Task to carry out:
Restate the data below, keeping every line the same.
--*--
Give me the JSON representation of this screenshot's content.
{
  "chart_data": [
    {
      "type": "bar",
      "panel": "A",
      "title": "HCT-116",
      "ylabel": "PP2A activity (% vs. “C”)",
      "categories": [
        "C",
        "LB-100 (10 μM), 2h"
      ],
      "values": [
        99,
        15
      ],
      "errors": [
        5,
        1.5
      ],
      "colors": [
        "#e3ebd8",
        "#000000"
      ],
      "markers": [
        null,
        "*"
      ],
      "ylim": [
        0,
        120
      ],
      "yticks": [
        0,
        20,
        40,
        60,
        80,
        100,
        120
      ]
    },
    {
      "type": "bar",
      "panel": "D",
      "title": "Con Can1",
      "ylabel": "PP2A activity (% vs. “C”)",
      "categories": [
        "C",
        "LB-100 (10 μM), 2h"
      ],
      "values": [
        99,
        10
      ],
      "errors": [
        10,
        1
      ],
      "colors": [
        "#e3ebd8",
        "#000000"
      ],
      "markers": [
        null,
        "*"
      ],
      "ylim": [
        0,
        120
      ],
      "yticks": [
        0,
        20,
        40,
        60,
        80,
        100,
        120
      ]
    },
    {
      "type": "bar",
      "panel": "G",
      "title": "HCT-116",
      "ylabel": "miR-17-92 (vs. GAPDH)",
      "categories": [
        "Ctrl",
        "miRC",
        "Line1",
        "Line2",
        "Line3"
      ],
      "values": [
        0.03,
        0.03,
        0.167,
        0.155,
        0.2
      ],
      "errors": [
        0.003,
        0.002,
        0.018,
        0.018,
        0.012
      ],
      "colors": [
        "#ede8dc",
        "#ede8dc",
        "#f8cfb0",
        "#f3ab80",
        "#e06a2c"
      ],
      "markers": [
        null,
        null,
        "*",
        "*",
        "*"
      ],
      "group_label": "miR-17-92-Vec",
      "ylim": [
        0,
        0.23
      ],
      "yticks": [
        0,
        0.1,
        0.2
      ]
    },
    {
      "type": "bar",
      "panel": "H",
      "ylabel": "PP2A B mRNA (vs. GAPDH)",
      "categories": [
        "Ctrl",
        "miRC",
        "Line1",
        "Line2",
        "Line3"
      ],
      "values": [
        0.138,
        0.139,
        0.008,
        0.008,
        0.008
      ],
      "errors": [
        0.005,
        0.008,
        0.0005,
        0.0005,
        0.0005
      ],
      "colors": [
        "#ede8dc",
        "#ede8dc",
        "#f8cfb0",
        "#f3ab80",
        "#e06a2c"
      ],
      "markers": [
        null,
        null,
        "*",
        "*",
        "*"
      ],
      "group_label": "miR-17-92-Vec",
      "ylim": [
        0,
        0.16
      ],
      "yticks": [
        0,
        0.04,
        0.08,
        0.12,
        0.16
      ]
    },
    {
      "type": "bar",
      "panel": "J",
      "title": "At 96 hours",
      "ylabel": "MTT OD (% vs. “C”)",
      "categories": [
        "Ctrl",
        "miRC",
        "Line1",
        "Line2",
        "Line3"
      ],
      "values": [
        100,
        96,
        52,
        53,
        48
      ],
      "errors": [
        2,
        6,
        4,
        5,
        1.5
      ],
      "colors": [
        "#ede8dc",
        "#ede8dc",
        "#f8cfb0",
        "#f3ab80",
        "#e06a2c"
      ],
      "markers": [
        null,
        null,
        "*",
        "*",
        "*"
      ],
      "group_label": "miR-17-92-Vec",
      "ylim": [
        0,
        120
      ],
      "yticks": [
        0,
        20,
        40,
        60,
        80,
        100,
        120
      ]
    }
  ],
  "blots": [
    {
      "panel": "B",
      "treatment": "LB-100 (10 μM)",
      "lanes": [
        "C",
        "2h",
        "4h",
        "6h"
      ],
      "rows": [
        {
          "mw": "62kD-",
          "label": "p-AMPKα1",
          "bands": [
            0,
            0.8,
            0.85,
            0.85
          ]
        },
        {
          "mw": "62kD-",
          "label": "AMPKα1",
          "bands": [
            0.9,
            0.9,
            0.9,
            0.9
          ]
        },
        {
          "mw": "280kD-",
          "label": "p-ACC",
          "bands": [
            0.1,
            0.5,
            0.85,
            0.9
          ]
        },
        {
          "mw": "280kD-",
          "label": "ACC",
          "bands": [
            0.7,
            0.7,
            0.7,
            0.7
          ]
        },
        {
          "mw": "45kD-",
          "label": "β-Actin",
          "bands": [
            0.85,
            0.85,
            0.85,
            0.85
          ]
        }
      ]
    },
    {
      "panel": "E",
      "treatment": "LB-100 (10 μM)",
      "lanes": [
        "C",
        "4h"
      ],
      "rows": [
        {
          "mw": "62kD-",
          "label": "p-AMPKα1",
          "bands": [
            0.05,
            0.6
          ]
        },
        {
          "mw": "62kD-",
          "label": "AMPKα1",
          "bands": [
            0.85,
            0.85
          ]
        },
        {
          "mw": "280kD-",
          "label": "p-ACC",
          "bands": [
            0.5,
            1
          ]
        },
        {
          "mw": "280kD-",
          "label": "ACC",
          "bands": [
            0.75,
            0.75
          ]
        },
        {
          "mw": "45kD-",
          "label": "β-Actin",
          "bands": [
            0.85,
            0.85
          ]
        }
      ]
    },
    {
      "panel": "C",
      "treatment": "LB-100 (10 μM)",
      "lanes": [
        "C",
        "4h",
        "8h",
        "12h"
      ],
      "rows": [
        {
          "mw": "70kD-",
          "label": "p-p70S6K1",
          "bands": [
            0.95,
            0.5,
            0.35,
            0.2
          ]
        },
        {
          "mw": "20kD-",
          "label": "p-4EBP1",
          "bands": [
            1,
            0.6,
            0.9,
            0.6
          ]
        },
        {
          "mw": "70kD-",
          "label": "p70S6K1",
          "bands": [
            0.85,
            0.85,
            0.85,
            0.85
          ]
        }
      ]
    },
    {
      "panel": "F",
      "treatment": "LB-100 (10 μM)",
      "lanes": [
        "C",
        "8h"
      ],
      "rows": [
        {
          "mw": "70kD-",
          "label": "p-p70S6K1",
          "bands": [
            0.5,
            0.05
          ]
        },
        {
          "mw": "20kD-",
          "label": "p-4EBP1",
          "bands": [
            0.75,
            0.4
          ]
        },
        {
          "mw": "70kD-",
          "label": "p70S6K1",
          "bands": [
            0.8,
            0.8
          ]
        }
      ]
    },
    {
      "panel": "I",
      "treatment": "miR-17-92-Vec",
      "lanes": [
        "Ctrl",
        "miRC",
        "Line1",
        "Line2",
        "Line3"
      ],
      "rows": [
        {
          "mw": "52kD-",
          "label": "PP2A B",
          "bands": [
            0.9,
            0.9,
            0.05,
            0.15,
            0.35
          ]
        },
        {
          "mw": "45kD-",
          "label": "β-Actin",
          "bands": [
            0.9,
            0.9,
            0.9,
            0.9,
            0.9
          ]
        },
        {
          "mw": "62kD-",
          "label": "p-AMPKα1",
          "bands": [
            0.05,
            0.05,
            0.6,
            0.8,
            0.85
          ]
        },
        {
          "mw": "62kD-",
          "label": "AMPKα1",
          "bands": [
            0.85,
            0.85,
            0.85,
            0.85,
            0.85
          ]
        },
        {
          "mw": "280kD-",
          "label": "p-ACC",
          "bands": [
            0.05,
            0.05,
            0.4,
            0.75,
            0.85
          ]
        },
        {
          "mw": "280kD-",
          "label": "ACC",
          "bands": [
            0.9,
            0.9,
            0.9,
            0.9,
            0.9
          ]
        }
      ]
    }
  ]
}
--*--
Task solution:
Give me the JSON representation of this screenshot's content.
{
  "chart_data": [
    {
      "type": "bar",
      "panel": "A",
      "title": "HCT-116",
      "ylabel": "PP2A activity (% vs. “C”)",
      "categories": [
        "C",
        "LB-100 (10 μM), 2h"
      ],
      "values": [
        99,
        15
      ],
      "errors": [
        5,
        1.5
      ],
      "colors": [
        "#e3ebd8",
        "#000000"
      ],
      "markers": [
        null,
        "*"
      ],
      "ylim": [
        0,
        120
      ],
      "yticks": [
        0,
        20,
        40,
        60,
        80,
        100,
        120
      ]
    },
    {
      "type": "bar",
      "panel": "D",
      "title": "Con Can1",
      "ylabel": "PP2A activity (% vs. “C”)",
      "categories": [
        "C",
        "LB-100 (10 μM), 2h"
      ],
      "values": [
        99,
        10
      ],
      "errors": [
        10,
        1
      ],
      "colors": [
        "#e3ebd8",
        "#000000"
      ],
      "markers": [
        null,
        "*"
      ],
      "ylim": [
        0,
        120
      ],
      "yticks": [
        0,
        20,
        40,
        60,
        80,
        100,
        120
      ]
    },
    {
      "type": "bar",
      "panel": "G",
      "title": "HCT-116",
      "ylabel": "miR-17-92 (vs. GAPDH)",
      "categories": [
        "Ctrl",
        "miRC",
        "Line1",
        "Line2",
        "Line3"
      ],
      "values": [
        0.03,
        0.03,
        0.167,
        0.155,
        0.2
      ],
      "errors": [
        0.003,
        0.002,
        0.018,
        0.018,
        0.012
      ],
      "colors": [
        "#ede8dc",
        "#ede8dc",
        "#f8cfb0",
        "#f3ab80",
        "#e06a2c"
      ],
      "markers": [
        null,
        null,
        "*",
        "*",
        "*"
      ],
      "group_label": "miR-17-92-Vec",
      "ylim": [
        0,
        0.23
      ],
      "yticks": [
        0,
        0.1,
        0.2
      ]
    },
    {
      "type": "bar",
      "panel": "H",
      "ylabel": "PP2A B mRNA (vs. GAPDH)",
      "categories": [
        "Ctrl",
        "miRC",
        "Line1",
        "Line2",
        "Line3"
      ],
      "values": [
        0.138,
        0.139,
        0.008,
        0.008,
        0.008
      ],
      "errors": [
        0.005,
        0.008,
        0.0005,
        0.0005,
        0.0005
      ],
      "colors": [
        "#ede8dc",
        "#ede8dc",
        "#f8cfb0",
        "#f3ab80",
        "#e06a2c"
      ],
      "markers": [
        null,
        null,
        "*",
        "*",
        "*"
      ],
      "group_label": "miR-17-92-Vec",
      "ylim": [
        0,
        0.16
      ],
      "yticks": [
        0,
        0.04,
        0.08,
        0.12,
        0.16
      ]
    },
    {
      "type": "bar",
      "panel": "J",
      "title": "At 96 hours",
      "ylabel": "MTT OD (% vs. “C”)",
      "categories": [
        "Ctrl",
        "miRC",
        "Line1",
        "Line2",
        "Line3"
      ],
      "values": [
        100,
        96,
        52,
        53,
        48
      ],
      "errors": [
        2,
        6,
        4,
        5,
        1.5
      ],
      "colors": [
        "#ede8dc",
        "#ede8dc",
        "#f8cfb0",
        "#f3ab80",
        "#e06a2c"
      ],
      "markers": [
        null,
        null,
        "*",
        "*",
        "*"
      ],
      "group_label": "miR-17-92-Vec",
      "ylim": [
        0,
        120
      ],
      "yticks": [
        0,
        20,
        40,
        60,
        80,
        100,
        120
      ]
    }
  ],
  "blots": [
    {
      "panel": "B",
      "treatment": "LB-100 (10 μM)",
      "lanes": [
        "C",
        "2h",
        "4h",
        "6h"
      ],
      "rows": [
        {
          "mw": "62kD-",
          "label": "p-AMPKα1",
          "bands": [
            0,
            0.8,
            0.85,
            0.85
          ]
        },
        {
          "mw": "62kD-",
          "label": "AMPKα1",
          "bands": [
            0.9,
            0.9,
            0.9,
            0.9
          ]
        },
        {
          "mw": "280kD-",
          "label": "p-ACC",
          "bands": [
            0.1,
            0.5,
            0.85,
            0.9
          ]
        },
        {
          "mw": "280kD-",
          "label": "ACC",
          "bands": [
            0.7,
            0.7,
            0.7,
            0.7
          ]
        },
        {
          "mw": "45kD-",
          "label": "β-Actin",
          "bands": [
            0.85,
            0.85,
            0.85,
            0.85
          ]
        }
      ]
    },
    {
      "panel": "E",
      "treatment": "LB-100 (10 μM)",
      "lanes": [
        "C",
        "4h"
      ],
      "rows": [
        {
          "mw": "62kD-",
          "label": "p-AMPKα1",
          "bands": [
            0.05,
            0.6
          ]
        },
        {
          "mw": "62kD-",
          "label": "AMPKα1",
          "bands": [
            0.85,
            0.85
          ]
        },
        {
          "mw": "280kD-",
          "label": "p-ACC",
          "bands": [
            0.5,
            1
          ]
        },
        {
          "mw": "280kD-",
          "label": "ACC",
          "bands": [
            0.75,
            0.75
          ]
        },
        {
          "mw": "45kD-",
          "label": "β-Actin",
          "bands": [
            0.85,
            0.85
          ]
        }
      ]
    },
    {
      "panel": "C",
      "treatment": "LB-100 (10 μM)",
      "lanes": [
        "C",
        "4h",
        "8h",
        "12h"
      ],
      "rows": [
        {
          "mw": "70kD-",
          "label": "p-p70S6K1",
          "bands": [
            0.95,
            0.5,
            0.35,
            0.2
          ]
        },
        {
          "mw": "20kD-",
          "label": "p-4EBP1",
          "bands": [
            1,
            0.6,
            0.9,
            0.6
          ]
        },
        {
          "mw": "70kD-",
          "label": "p70S6K1",
          "bands": [
            0.85,
            0.85,
            0.85,
            0.85
          ]
        }
      ]
    },
    {
      "panel": "F",
      "treatment": "LB-100 (10 μM)",
      "lanes": [
        "C",
        "8h"
      ],
      "rows": [
        {
          "mw": "70kD-",
          "label": "p-p70S6K1",
          "bands": [
            0.5,
            0.05
          ]
        },
        {
          "mw": "20kD-",
          "label": "p-4EBP1",
          "bands": [
            0.75,
            0.4
          ]
        },
        {
          "mw": "70kD-",
          "label": "p70S6K1",
          "bands": [
            0.8,
            0.8
          ]
        }
      ]
    },
    {
      "panel": "I",
      "treatment": "miR-17-92-Vec",
      "lanes": [
        "Ctrl",
        "miRC",
        "Line1",
        "Line2",
        "Line3"
      ],
      "rows": [
        {
          "mw": "52kD-",
          "label": "PP2A B",
          "bands": [
            0.9,
            0.9,
            0.05,
            0.15,
            0.35
          ]
        },
        {
          "mw": "45kD-",
          "label": "β-Actin",
          "bands": [
            0.9,
            0.9,
            0.9,
            0.9,
            0.9
          ]
        },
        {
          "mw": "62kD-",
          "label": "p-AMPKα1",
          "bands": [
            0.05,
            0.05,
            0.6,
            0.8,
            0.85
          ]
        },
        {
          "mw": "62kD-",
          "label": "AMPKα1",
          "bands": [
            0.85,
            0.85,
            0.85,
            0.85,
            0.85
          ]
        },
        {
          "mw": "280kD-",
          "label": "p-ACC",
          "bands": [
            0.05,
            0.05,
            0.4,
            0.75,
            0.85
          ]
        },
        {
          "mw": "280kD-",
          "label": "ACC",
          "bands": [
            0.9,
            0.9,
            0.9,
            0.9,
            0.9
          ]
        }
      ]
    }
  ]
}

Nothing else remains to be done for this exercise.